===== Provided material

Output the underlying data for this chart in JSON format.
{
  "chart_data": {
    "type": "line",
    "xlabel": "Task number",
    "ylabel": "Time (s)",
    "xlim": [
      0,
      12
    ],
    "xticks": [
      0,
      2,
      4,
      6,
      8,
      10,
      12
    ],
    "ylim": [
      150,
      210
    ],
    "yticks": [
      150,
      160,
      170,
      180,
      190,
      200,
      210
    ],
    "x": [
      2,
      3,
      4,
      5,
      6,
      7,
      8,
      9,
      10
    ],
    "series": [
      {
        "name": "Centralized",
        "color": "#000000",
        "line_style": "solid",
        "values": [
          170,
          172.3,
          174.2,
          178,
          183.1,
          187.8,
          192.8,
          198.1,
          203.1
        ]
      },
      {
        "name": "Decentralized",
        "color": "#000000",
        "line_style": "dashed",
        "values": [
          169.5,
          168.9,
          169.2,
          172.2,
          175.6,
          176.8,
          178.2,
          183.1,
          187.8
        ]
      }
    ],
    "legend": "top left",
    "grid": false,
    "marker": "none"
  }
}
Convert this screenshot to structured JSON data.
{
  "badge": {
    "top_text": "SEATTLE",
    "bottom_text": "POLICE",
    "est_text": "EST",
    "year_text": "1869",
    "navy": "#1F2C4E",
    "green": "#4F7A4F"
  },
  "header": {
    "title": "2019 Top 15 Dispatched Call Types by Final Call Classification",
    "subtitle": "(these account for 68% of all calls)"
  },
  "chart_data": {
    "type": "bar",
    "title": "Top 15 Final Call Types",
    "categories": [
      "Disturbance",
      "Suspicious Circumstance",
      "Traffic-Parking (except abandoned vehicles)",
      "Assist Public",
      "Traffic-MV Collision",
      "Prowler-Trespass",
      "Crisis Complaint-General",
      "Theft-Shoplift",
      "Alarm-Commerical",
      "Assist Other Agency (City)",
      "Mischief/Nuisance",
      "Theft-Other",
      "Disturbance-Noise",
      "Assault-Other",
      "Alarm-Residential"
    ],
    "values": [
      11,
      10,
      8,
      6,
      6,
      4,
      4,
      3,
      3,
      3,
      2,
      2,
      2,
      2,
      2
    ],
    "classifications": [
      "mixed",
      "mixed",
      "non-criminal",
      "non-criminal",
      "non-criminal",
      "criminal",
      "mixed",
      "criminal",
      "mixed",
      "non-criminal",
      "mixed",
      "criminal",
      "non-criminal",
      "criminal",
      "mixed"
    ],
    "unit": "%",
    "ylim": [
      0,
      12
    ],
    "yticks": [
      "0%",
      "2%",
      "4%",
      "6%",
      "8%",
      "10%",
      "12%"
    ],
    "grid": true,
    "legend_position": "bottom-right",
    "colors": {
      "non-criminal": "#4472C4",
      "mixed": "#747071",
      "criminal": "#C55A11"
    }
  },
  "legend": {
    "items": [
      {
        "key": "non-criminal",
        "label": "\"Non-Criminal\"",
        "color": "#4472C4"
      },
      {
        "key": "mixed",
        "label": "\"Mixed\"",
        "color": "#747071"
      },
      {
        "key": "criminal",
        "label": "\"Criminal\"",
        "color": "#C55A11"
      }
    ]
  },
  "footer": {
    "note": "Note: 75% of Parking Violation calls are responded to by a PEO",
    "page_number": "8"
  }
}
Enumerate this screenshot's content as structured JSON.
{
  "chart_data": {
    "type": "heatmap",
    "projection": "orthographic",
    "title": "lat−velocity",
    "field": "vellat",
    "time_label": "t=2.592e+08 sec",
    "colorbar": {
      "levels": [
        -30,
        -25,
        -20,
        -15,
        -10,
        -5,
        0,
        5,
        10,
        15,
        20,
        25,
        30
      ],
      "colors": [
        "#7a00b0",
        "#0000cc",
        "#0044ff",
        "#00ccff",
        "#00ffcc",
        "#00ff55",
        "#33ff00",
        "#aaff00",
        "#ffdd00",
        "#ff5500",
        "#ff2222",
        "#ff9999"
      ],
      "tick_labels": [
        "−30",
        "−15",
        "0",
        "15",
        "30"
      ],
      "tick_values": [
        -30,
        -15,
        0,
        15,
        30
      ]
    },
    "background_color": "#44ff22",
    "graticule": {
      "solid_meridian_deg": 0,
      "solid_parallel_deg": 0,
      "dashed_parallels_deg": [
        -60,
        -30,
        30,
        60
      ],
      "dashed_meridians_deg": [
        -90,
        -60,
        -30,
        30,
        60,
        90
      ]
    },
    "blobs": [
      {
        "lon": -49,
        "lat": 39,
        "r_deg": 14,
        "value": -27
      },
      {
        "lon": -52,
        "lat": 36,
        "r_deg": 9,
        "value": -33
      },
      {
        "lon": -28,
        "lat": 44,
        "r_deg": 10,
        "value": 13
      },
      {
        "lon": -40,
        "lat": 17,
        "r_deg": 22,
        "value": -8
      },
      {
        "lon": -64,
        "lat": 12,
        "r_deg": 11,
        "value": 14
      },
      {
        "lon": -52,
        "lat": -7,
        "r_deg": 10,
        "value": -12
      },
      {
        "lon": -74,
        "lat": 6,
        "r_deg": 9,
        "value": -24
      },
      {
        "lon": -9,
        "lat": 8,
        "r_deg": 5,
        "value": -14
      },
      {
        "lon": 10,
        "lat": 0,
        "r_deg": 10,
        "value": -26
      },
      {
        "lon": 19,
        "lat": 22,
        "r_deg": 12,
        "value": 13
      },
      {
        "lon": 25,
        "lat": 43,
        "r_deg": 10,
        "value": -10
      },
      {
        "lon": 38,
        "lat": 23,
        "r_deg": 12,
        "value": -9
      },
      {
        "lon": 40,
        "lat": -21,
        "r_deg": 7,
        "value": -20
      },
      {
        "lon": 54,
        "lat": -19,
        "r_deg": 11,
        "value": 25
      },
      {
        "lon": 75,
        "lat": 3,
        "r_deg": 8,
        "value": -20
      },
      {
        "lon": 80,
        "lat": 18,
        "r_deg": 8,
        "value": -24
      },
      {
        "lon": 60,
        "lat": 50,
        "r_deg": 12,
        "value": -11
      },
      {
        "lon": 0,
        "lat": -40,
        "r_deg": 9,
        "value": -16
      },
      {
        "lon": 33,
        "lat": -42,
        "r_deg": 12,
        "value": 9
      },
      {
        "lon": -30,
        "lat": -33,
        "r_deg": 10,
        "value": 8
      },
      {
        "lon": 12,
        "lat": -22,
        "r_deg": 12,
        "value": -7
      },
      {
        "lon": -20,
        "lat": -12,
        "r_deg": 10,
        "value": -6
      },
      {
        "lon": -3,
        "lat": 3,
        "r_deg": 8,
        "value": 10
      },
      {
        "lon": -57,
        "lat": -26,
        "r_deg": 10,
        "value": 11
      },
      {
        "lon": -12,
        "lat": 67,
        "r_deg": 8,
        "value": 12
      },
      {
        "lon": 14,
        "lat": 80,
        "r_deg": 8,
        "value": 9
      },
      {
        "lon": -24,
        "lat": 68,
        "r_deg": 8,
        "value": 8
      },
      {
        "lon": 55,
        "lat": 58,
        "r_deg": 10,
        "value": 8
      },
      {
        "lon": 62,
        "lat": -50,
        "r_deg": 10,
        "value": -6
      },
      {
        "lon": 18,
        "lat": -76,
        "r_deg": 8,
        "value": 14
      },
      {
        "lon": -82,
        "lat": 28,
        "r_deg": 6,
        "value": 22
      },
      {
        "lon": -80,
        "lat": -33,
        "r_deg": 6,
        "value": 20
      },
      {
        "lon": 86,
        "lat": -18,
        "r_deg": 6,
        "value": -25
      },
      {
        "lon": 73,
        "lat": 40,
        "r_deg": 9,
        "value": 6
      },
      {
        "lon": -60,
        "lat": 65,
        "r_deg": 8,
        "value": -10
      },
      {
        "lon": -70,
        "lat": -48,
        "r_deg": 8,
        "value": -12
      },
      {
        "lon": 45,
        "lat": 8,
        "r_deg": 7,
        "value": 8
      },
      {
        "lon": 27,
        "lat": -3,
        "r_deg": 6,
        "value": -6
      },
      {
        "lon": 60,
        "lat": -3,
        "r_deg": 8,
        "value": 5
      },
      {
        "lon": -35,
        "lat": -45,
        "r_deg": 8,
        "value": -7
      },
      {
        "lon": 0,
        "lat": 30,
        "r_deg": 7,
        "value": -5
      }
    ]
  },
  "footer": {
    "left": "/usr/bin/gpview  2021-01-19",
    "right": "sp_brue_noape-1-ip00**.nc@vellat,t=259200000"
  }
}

==========

* [To do] Reply with nothing except the number of lines in the listing above that include the string "name".

* [Full response] 2